»»

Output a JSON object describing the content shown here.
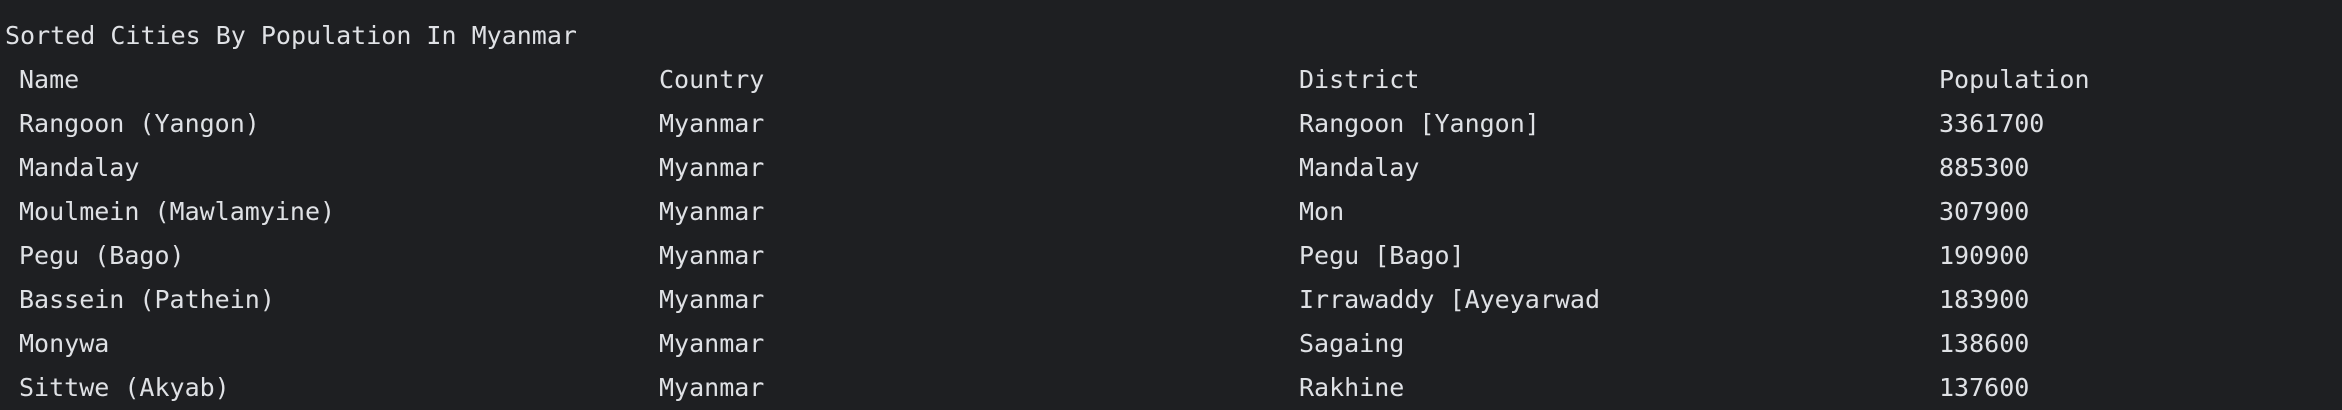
{
  "console": {
    "title": "Sorted Cities By Population In Myanmar",
    "columns": [
      "Name",
      "Country",
      "District",
      "Population"
    ],
    "rows": [
      [
        "Rangoon (Yangon)",
        "Myanmar",
        "Rangoon [Yangon]",
        "3361700"
      ],
      [
        "Mandalay",
        "Myanmar",
        "Mandalay",
        "885300"
      ],
      [
        "Moulmein (Mawlamyine)",
        "Myanmar",
        "Mon",
        "307900"
      ],
      [
        "Pegu (Bago)",
        "Myanmar",
        "Pegu [Bago]",
        "190900"
      ],
      [
        "Bassein (Pathein)",
        "Myanmar",
        "Irrawaddy [Ayeyarwad",
        "183900"
      ],
      [
        "Monywa",
        "Myanmar",
        "Sagaing",
        "138600"
      ],
      [
        "Sittwe (Akyab)",
        "Myanmar",
        "Rakhine",
        "137600"
      ]
    ]
  },
  "colors": {
    "background": "#1e1f22",
    "text": "#dfe1e5"
  }
}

««

Work instructions: Print all the records again exactly; do not include any picture.

Task response:
Output a JSON object describing the content shown here.
{
  "console": {
    "title": "Sorted Cities By Population In Myanmar",
    "columns": [
      "Name",
      "Country",
      "District",
      "Population"
    ],
    "rows": [
      [
        "Rangoon (Yangon)",
        "Myanmar",
        "Rangoon [Yangon]",
        "3361700"
      ],
      [
        "Mandalay",
        "Myanmar",
        "Mandalay",
        "885300"
      ],
      [
        "Moulmein (Mawlamyine)",
        "Myanmar",
        "Mon",
        "307900"
      ],
      [
        "Pegu (Bago)",
        "Myanmar",
        "Pegu [Bago]",
        "190900"
      ],
      [
        "Bassein (Pathein)",
        "Myanmar",
        "Irrawaddy [Ayeyarwad",
        "183900"
      ],
      [
        "Monywa",
        "Myanmar",
        "Sagaing",
        "138600"
      ],
      [
        "Sittwe (Akyab)",
        "Myanmar",
        "Rakhine",
        "137600"
      ]
    ]
  },
  "colors": {
    "background": "#1e1f22",
    "text": "#dfe1e5"
  }
}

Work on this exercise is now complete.